> [What to do]
What is the number of lines in these entries that include "International"? Write that number and no other text.
◆ ◆ ◆
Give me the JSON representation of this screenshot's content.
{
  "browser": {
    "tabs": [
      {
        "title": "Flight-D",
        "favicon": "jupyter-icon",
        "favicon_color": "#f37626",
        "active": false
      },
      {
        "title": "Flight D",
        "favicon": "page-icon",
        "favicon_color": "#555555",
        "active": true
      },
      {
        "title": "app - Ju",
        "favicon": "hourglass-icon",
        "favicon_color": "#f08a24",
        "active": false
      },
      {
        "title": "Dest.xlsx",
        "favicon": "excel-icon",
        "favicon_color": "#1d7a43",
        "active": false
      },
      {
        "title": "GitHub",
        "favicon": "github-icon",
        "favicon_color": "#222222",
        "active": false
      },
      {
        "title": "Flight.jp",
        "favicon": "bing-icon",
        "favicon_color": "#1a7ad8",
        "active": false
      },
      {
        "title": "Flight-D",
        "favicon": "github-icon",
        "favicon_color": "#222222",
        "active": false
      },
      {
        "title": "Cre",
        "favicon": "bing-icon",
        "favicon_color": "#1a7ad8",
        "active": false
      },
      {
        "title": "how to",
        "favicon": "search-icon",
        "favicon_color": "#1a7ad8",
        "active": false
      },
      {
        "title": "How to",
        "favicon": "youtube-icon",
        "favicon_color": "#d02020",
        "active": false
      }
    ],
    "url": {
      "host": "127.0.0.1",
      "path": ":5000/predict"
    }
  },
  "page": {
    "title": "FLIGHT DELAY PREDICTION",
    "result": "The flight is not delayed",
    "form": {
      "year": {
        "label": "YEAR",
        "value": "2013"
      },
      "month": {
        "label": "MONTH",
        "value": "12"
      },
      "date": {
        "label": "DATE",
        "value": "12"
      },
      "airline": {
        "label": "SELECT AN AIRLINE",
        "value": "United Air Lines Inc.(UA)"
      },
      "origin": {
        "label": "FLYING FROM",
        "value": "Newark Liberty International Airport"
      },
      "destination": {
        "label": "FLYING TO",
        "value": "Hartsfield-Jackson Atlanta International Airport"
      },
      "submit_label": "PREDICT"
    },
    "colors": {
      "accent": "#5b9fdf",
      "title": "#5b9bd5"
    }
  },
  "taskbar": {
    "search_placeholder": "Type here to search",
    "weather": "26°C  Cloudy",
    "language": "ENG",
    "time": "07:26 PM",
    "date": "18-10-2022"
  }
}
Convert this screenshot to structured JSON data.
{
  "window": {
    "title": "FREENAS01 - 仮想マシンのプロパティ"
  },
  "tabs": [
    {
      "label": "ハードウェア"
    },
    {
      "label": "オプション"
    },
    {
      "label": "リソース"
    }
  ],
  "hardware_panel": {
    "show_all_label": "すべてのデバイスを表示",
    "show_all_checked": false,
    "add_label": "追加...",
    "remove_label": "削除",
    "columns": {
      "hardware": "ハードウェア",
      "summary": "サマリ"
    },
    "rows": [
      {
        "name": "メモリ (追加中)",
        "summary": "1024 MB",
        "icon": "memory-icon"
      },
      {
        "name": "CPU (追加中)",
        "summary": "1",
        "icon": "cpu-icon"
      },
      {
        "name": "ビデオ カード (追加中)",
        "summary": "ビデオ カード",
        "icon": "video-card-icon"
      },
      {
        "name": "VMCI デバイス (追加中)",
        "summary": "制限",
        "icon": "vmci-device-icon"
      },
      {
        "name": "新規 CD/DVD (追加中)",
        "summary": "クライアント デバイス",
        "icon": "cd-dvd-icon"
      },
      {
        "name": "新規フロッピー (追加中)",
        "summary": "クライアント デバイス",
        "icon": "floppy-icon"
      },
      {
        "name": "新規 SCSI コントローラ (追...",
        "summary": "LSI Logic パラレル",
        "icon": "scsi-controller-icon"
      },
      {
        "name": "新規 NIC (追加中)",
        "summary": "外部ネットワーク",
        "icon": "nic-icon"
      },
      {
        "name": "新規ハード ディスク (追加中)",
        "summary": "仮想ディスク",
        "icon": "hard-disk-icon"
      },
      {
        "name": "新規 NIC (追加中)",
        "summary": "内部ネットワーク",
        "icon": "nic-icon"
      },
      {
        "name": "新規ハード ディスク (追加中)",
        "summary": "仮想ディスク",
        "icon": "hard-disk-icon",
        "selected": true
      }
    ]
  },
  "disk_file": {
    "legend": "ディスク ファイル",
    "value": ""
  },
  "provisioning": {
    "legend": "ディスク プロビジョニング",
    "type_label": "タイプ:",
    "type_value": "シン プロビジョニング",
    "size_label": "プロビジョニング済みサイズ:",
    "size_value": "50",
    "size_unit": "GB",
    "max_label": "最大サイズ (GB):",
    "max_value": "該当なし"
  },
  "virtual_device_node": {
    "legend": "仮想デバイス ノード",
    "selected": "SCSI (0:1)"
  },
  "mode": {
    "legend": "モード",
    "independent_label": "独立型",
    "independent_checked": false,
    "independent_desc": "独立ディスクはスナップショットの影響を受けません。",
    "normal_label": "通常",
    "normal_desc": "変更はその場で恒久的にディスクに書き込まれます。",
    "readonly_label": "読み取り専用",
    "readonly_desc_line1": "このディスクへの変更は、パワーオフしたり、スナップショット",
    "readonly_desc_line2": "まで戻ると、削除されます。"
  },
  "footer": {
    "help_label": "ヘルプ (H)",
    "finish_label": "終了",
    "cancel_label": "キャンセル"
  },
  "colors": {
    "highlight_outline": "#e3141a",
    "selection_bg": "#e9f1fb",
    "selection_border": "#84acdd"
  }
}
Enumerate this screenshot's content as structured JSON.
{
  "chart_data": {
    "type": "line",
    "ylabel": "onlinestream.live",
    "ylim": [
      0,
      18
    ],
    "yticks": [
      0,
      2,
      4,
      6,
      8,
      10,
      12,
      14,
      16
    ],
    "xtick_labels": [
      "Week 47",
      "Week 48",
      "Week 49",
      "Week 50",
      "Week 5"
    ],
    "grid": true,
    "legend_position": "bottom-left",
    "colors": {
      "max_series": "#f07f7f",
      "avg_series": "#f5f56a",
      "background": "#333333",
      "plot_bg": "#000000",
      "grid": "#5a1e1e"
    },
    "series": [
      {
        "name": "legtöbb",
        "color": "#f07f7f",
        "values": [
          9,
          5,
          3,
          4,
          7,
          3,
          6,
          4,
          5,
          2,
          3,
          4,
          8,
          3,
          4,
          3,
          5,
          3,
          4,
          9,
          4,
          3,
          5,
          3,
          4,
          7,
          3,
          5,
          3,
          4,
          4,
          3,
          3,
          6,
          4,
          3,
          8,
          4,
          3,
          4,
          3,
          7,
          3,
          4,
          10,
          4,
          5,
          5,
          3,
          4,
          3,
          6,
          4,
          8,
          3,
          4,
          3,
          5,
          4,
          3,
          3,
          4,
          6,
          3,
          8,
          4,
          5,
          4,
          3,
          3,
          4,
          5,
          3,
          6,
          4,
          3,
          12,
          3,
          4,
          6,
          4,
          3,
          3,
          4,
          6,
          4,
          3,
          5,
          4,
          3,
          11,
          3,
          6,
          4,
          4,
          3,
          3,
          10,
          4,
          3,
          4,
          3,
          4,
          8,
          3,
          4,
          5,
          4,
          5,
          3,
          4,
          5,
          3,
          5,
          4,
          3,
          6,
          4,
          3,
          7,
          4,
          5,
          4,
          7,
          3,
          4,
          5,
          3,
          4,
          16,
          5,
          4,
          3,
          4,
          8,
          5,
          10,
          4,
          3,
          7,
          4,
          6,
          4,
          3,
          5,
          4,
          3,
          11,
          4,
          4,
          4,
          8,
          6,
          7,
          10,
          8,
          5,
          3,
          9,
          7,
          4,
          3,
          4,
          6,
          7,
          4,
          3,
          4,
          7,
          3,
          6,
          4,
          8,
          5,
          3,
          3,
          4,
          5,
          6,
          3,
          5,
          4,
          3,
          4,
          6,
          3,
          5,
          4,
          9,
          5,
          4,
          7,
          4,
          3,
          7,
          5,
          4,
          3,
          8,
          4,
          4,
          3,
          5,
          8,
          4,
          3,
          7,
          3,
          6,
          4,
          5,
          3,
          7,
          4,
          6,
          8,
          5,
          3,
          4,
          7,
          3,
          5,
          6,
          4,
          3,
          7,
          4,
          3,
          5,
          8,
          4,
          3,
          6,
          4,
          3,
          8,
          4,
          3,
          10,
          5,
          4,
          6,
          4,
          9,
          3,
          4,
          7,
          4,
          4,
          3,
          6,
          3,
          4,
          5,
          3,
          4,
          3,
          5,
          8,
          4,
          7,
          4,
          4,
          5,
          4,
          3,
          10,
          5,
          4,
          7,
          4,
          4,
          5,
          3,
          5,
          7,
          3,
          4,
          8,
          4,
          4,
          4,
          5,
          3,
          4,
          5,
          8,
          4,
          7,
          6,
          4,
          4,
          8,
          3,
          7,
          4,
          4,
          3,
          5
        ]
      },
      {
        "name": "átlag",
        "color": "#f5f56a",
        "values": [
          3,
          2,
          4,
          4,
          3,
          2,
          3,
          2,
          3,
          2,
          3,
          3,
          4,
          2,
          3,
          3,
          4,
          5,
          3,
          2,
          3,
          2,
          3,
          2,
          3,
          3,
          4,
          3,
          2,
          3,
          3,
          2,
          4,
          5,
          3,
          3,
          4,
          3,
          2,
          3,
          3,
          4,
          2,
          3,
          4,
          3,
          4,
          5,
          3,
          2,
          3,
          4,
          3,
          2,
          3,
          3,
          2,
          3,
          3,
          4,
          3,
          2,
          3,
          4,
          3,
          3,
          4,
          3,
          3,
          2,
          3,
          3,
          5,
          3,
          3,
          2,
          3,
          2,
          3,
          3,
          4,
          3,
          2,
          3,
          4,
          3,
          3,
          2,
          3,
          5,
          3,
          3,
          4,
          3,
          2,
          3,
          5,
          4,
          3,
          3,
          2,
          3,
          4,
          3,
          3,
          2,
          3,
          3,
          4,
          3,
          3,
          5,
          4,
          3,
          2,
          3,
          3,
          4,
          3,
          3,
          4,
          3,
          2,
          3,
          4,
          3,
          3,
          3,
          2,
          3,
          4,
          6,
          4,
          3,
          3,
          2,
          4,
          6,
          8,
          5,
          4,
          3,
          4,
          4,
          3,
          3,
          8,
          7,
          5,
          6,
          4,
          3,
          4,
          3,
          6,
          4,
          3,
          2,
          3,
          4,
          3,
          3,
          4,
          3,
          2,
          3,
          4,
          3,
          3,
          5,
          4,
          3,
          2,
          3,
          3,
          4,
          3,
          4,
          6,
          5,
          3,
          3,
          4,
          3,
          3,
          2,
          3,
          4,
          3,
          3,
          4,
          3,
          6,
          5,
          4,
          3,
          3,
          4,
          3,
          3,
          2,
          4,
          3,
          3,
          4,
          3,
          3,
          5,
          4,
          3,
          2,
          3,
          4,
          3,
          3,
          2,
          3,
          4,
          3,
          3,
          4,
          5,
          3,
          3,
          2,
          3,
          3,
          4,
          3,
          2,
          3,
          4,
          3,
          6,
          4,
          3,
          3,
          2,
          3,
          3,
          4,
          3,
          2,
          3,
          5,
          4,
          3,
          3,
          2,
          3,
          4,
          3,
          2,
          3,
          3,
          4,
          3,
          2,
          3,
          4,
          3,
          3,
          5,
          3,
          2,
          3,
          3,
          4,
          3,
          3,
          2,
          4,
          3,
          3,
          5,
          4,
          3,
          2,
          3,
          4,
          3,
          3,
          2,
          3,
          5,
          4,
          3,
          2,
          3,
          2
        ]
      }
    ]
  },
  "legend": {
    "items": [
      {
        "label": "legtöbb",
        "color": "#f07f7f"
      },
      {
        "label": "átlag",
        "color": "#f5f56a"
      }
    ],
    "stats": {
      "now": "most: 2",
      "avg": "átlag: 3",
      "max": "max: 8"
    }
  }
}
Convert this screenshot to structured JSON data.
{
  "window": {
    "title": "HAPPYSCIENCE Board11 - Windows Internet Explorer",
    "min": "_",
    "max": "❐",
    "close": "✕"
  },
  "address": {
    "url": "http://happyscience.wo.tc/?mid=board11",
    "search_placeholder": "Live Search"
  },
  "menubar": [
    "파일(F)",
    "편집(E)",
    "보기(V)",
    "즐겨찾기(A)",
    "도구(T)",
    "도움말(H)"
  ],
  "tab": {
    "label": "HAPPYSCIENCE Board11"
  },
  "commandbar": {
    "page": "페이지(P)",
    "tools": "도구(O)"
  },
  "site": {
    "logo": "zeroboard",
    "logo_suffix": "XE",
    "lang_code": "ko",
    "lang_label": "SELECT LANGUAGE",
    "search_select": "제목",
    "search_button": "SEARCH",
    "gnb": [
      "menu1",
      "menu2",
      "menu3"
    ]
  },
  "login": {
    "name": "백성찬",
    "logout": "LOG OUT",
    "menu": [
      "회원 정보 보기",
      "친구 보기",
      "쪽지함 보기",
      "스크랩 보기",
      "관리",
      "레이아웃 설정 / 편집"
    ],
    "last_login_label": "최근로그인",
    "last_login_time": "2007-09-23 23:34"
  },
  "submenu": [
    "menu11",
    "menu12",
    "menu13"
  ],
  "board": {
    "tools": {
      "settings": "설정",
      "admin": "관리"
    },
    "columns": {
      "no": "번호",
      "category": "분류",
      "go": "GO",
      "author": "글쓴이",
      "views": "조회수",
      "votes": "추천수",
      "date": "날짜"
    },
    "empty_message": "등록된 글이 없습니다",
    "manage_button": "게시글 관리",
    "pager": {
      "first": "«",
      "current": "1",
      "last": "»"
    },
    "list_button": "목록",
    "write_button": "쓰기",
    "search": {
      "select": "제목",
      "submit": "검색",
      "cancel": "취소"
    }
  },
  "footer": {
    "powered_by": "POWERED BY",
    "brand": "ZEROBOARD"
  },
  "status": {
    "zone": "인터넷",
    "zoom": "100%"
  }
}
◆ ◆ ◆
> [The result]
2